Description of the task:
How many of the lines below contain the string "down" with matching case? Reply with the number alone.

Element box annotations

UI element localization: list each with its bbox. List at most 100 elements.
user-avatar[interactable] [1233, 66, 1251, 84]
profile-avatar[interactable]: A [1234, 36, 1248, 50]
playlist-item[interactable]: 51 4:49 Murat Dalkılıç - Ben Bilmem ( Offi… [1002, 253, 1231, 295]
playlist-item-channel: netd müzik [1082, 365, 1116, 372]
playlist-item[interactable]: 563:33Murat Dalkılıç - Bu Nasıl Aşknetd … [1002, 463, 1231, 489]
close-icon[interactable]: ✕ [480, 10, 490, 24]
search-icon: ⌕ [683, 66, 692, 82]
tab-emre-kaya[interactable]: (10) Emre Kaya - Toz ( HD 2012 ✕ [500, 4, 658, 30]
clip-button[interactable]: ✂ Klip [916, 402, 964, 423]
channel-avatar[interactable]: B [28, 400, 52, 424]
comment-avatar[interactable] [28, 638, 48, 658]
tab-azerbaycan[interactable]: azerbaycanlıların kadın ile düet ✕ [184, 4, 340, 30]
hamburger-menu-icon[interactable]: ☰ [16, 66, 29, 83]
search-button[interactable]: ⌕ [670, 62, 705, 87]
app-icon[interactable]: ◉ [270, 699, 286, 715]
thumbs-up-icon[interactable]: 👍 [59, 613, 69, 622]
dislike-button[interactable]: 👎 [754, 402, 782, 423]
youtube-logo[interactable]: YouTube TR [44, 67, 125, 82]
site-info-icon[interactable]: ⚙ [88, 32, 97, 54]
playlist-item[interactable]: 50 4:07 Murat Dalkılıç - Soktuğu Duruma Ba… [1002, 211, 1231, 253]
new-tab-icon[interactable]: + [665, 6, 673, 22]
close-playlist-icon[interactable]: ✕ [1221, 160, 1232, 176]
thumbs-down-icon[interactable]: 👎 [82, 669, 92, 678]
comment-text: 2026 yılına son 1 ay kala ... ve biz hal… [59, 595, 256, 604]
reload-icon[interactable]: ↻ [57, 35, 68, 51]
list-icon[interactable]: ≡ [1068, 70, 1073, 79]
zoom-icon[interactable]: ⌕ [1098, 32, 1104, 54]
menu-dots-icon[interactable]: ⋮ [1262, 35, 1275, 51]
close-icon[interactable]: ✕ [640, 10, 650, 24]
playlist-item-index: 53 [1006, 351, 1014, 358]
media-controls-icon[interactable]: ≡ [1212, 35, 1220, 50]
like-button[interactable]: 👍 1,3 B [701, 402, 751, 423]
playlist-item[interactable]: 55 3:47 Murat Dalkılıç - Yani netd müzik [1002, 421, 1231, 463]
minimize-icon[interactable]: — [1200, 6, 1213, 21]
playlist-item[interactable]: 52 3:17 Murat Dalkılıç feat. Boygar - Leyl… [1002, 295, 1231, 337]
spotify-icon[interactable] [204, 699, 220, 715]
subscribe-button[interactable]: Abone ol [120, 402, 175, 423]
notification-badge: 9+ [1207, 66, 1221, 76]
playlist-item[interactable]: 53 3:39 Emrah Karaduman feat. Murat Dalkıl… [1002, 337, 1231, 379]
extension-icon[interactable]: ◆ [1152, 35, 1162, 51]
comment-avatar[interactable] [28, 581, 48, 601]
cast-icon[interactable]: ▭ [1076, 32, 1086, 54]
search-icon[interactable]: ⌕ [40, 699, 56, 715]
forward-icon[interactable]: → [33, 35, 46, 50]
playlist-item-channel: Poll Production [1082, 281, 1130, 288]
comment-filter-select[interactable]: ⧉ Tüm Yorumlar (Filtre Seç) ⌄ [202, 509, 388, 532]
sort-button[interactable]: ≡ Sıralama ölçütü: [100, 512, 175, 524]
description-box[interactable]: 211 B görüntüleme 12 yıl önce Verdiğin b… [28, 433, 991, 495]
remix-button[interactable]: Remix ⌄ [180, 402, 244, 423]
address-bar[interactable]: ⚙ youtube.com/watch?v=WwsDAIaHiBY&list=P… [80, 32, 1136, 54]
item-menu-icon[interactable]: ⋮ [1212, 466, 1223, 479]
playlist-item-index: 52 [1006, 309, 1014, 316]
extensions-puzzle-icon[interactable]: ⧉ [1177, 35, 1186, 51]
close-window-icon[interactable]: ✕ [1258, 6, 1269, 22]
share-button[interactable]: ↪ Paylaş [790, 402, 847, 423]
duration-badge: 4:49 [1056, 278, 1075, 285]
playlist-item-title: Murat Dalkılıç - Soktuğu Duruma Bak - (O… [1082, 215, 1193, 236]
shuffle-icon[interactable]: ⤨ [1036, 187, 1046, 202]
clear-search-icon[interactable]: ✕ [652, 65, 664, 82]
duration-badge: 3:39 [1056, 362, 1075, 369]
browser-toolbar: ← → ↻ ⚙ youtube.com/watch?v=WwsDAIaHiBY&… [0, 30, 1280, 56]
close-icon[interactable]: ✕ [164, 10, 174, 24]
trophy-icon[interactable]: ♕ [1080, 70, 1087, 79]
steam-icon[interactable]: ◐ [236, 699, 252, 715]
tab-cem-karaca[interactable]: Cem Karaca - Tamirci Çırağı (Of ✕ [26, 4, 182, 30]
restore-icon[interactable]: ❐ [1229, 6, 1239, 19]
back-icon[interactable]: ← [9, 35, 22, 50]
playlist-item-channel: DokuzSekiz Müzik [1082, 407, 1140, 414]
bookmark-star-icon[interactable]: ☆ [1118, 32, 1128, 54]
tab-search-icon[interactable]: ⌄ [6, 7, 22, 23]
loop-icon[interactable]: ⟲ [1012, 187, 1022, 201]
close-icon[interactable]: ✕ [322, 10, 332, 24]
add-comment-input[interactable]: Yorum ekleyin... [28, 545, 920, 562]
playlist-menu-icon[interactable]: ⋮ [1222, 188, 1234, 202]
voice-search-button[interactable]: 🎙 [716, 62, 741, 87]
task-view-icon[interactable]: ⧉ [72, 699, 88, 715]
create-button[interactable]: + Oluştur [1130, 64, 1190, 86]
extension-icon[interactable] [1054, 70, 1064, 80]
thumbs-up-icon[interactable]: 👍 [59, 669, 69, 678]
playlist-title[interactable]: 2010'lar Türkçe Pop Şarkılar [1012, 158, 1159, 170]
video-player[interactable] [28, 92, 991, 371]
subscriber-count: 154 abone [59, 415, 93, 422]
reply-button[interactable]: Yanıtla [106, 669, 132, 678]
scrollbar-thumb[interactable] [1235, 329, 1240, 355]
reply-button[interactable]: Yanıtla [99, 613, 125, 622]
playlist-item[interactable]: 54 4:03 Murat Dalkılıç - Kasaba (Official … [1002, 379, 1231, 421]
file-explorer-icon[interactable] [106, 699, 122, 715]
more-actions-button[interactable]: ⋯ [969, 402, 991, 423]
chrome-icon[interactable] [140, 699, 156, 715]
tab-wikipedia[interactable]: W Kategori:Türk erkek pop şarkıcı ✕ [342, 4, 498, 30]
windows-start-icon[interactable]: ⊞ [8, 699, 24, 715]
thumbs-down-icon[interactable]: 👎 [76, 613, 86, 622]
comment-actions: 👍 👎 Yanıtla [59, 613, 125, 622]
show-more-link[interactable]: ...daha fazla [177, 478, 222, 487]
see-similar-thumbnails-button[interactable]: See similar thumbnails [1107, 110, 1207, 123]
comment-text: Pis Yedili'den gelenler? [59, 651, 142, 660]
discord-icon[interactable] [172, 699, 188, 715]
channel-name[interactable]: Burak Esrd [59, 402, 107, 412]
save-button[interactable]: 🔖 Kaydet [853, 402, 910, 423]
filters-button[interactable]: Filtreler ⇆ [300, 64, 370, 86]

Solution:
2